## Consegna:
Elenca tutte le persone nominate nel brano sul Palazzo Roveresco di Montebello, nell'ordine in cui compaiono.

## Brano proposto:

PALAZZO ROVERESCO DI MONTEBELLO (ORCIANO)
Descritto come "un bel palazzo a guisa di rocca", la
sua funzione primitiva fu quella militare a difesa dell’abitato su cui
domina tuttora con la sua struttura massiccia, anche se decurtato di
un intero piano rispetto alla sua fisionomia originaria. Fu però intorno
alla metà del XVI secolo che vi furono eseguiti importanti lavori di
ristrutturazione (probabilmente su commissione di Antonio Stati, consigliere
del duca Guidubaldo II Della Rovere) che consentirono in seguito di
farne la propria residenza di reclusa volontaria (dal 10 maggio 1609
al 7 giugno 1632, giorno della sua morte) a Lavinia Feltria della Rovere,
figlia del suddetto duca e di Vittoria Farnese, vedova di Alfonso d’Avalos
marchese del Vasto. Anche se oggi ridotto in condizioni di estremo degrado,
il fabbricato merita una visita per l’imponenza della severa base scarpata
che racchiude al piano terreno una serie di locali con volte a botte
e portali quattrocenteschi: locali collegati fra loro da un lungo corridoio
centrale e sovrastanti un seminterrato ad unico grande vano con volta
pure a botte, destinato in origine ad ospitare la scuderia. Salendo
al piano nobile, oltre alle tracce di un belvedere oggi tamponato, ben
quattro sale conservano soffitti decorati da tempere e stucchi databili
alla seconda metà del Cinquecento, attribuite le prime a Taddeo Zuccari,
mentre gli stucchi riecheggiano il manierismo delle più note decorazioni
di Federico Brandani a cui è forse da attribuire anche il disegno del
grande camino che orna il salone maggiore. A fianco del palazzo sorge
la coeva chiesa di S.Anna dalla caratteristica pianta ottagonale.

Voci tratte da un dataset:
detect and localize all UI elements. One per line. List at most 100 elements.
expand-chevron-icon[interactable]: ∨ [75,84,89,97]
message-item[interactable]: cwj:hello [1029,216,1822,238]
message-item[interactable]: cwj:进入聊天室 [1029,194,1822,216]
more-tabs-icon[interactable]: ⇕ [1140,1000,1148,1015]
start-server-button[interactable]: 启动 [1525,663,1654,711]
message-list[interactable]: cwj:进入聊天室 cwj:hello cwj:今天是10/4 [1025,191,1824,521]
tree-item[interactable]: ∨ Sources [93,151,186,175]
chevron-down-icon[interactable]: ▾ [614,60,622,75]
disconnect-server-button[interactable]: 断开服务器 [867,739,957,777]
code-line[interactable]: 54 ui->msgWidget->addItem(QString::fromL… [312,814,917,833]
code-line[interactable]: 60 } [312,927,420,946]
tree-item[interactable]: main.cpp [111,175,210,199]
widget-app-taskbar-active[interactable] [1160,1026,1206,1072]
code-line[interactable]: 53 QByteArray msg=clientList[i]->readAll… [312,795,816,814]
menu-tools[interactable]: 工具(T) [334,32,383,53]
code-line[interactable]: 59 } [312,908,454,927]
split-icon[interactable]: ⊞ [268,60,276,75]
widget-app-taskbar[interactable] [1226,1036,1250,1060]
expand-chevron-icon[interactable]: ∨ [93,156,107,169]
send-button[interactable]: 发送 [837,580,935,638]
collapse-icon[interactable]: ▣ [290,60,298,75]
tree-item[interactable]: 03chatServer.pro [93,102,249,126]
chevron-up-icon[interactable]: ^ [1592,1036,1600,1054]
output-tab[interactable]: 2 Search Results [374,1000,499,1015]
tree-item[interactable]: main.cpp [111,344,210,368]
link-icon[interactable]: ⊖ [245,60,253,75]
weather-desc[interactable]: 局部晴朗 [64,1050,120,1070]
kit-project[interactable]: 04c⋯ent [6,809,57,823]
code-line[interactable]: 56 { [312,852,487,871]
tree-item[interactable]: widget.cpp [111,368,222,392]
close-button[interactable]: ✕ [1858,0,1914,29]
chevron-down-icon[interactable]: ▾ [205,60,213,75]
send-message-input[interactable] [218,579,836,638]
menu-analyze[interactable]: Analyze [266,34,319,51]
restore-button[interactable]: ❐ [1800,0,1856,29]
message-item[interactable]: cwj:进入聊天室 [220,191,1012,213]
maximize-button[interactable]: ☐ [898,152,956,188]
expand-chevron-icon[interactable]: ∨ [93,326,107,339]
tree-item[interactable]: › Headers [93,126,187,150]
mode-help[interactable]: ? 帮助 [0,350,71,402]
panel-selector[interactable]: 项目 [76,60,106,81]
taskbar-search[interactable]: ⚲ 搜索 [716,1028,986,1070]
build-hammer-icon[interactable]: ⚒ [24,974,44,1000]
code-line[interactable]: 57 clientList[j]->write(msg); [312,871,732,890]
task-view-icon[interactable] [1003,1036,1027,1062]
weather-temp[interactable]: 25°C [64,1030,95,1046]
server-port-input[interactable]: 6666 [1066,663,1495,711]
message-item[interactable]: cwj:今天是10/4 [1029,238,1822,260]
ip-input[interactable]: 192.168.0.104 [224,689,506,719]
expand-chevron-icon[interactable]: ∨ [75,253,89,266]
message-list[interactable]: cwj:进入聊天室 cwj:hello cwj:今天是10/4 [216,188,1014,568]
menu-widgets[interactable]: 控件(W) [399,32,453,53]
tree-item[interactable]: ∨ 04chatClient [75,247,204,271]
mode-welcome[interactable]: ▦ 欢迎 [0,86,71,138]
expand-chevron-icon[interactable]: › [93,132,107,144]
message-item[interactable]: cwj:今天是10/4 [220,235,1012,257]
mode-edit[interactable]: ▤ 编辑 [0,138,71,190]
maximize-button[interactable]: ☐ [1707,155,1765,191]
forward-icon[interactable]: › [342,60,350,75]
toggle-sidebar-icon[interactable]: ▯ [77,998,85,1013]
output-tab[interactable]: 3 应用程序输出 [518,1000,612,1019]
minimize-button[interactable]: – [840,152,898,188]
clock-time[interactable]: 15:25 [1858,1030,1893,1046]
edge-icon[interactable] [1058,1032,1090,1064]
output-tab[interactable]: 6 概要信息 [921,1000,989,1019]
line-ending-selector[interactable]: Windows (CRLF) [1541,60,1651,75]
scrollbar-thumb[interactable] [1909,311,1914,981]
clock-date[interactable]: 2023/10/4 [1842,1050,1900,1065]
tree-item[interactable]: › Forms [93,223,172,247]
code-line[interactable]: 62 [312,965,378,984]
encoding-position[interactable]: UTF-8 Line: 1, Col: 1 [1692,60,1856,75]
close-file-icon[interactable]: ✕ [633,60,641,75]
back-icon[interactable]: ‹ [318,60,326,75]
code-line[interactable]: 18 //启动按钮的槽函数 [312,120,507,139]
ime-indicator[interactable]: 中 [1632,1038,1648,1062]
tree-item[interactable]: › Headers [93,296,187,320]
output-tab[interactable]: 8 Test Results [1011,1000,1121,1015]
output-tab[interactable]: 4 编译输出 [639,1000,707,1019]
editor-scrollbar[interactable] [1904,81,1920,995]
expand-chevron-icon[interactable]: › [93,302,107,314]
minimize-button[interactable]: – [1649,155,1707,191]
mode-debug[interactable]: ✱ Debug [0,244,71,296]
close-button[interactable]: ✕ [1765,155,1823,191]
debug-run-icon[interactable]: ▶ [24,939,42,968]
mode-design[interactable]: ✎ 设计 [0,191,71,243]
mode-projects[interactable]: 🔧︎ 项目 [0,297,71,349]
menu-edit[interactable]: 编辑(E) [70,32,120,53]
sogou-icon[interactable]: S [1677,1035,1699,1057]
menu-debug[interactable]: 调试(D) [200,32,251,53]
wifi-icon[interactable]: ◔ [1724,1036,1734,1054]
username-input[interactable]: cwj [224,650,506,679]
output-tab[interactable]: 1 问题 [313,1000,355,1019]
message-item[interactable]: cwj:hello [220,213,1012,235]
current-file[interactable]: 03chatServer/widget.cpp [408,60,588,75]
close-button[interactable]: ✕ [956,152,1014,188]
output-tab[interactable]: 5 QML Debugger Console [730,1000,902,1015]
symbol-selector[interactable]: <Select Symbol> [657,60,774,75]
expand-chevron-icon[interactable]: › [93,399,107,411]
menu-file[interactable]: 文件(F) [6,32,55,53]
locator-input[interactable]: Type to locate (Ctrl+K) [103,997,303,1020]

## Soluzione:
Antonio Stati
Guidubaldo II Della Rovere
Lavinia Feltria della Rovere
Vittoria Farnese
Alfonso d'Avalos
Taddeo Zuccari
Federico Brandani